## Description of the task
Find the lines that hold the word "JSON" and return them.

═════ Material shown

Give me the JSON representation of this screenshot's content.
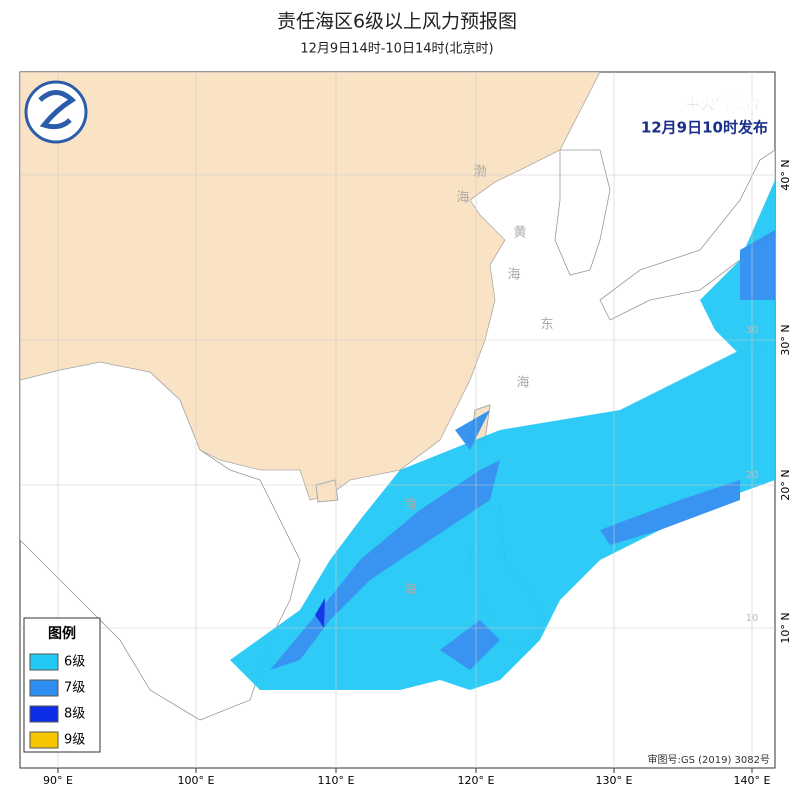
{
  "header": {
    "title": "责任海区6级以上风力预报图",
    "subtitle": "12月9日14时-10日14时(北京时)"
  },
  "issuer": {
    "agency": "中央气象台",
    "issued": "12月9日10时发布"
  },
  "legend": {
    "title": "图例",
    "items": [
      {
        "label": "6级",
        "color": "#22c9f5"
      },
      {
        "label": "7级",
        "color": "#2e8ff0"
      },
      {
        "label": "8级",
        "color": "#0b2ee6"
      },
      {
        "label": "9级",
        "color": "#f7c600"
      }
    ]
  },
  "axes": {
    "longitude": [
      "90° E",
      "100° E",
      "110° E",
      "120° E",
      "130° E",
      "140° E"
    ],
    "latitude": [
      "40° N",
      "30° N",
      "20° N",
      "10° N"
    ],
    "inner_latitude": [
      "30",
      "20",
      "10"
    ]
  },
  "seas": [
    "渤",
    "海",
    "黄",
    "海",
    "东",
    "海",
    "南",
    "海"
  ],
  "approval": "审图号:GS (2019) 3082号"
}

══════════
═════ Material shown

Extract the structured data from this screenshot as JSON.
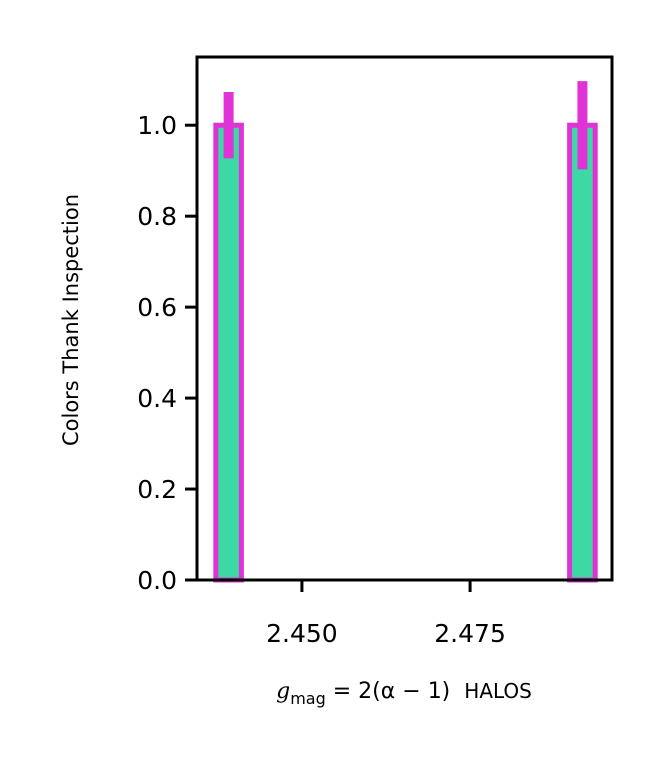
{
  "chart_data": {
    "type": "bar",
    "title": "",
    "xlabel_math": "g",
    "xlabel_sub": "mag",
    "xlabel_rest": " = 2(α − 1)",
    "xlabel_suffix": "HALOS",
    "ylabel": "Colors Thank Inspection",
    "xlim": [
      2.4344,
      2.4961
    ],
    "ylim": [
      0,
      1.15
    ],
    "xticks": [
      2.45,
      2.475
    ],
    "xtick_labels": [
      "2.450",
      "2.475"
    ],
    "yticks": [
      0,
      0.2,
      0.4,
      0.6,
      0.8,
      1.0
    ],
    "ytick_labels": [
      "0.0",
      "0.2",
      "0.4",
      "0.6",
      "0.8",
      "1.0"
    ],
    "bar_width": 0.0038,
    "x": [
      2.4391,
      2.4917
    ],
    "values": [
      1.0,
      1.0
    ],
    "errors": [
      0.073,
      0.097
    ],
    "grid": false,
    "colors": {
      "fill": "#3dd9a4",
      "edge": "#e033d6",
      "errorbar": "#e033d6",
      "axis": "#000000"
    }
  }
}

══════════

## Output for this task
Give me the JSON representation of this screenshot's content.
Extract the structured data from this screenshot as JSON.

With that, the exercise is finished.